### SUPPLIED ENTRIES

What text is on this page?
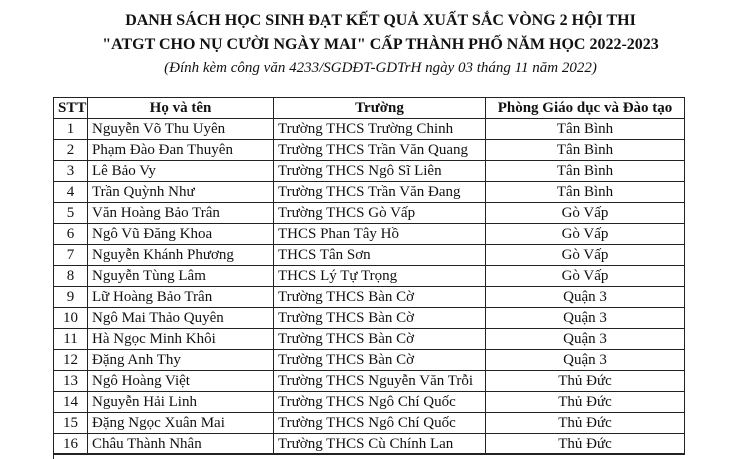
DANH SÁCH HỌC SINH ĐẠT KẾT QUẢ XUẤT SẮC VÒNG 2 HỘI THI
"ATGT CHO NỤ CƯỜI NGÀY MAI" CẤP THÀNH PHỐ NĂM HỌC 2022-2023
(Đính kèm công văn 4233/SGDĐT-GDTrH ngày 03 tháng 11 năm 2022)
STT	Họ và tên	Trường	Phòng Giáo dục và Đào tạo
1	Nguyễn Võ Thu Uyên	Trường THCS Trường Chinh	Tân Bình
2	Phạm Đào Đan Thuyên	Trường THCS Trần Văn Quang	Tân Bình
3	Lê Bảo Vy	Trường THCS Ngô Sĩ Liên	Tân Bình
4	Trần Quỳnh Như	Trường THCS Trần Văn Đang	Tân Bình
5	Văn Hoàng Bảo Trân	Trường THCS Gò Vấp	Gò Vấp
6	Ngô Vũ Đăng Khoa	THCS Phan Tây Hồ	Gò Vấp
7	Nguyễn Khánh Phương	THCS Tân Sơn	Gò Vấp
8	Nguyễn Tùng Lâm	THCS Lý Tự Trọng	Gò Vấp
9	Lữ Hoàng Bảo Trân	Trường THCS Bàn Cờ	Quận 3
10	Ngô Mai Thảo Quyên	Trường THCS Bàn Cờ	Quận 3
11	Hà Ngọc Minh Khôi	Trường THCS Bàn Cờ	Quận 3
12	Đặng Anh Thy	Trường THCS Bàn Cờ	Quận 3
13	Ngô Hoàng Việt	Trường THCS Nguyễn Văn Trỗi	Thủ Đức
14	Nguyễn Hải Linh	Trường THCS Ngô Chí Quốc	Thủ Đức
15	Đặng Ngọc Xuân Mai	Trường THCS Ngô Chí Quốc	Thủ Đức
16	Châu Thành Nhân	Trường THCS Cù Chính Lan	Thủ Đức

######

Go through the entries above and print each one exactly, minus the pictures.

EXERCISE RESULT:
What text is on this page?
DANH SÁCH HỌC SINH ĐẠT KẾT QUẢ XUẤT SẮC VÒNG 2 HỘI THI
"ATGT CHO NỤ CƯỜI NGÀY MAI" CẤP THÀNH PHỐ NĂM HỌC 2022-2023
(Đính kèm công văn 4233/SGDĐT-GDTrH ngày 03 tháng 11 năm 2022)
STT	Họ và tên	Trường	Phòng Giáo dục và Đào tạo
1	Nguyễn Võ Thu Uyên	Trường THCS Trường Chinh	Tân Bình
2	Phạm Đào Đan Thuyên	Trường THCS Trần Văn Quang	Tân Bình
3	Lê Bảo Vy	Trường THCS Ngô Sĩ Liên	Tân Bình
4	Trần Quỳnh Như	Trường THCS Trần Văn Đang	Tân Bình
5	Văn Hoàng Bảo Trân	Trường THCS Gò Vấp	Gò Vấp
6	Ngô Vũ Đăng Khoa	THCS Phan Tây Hồ	Gò Vấp
7	Nguyễn Khánh Phương	THCS Tân Sơn	Gò Vấp
8	Nguyễn Tùng Lâm	THCS Lý Tự Trọng	Gò Vấp
9	Lữ Hoàng Bảo Trân	Trường THCS Bàn Cờ	Quận 3
10	Ngô Mai Thảo Quyên	Trường THCS Bàn Cờ	Quận 3
11	Hà Ngọc Minh Khôi	Trường THCS Bàn Cờ	Quận 3
12	Đặng Anh Thy	Trường THCS Bàn Cờ	Quận 3
13	Ngô Hoàng Việt	Trường THCS Nguyễn Văn Trỗi	Thủ Đức
14	Nguyễn Hải Linh	Trường THCS Ngô Chí Quốc	Thủ Đức
15	Đặng Ngọc Xuân Mai	Trường THCS Ngô Chí Quốc	Thủ Đức
16	Châu Thành Nhân	Trường THCS Cù Chính Lan	Thủ Đức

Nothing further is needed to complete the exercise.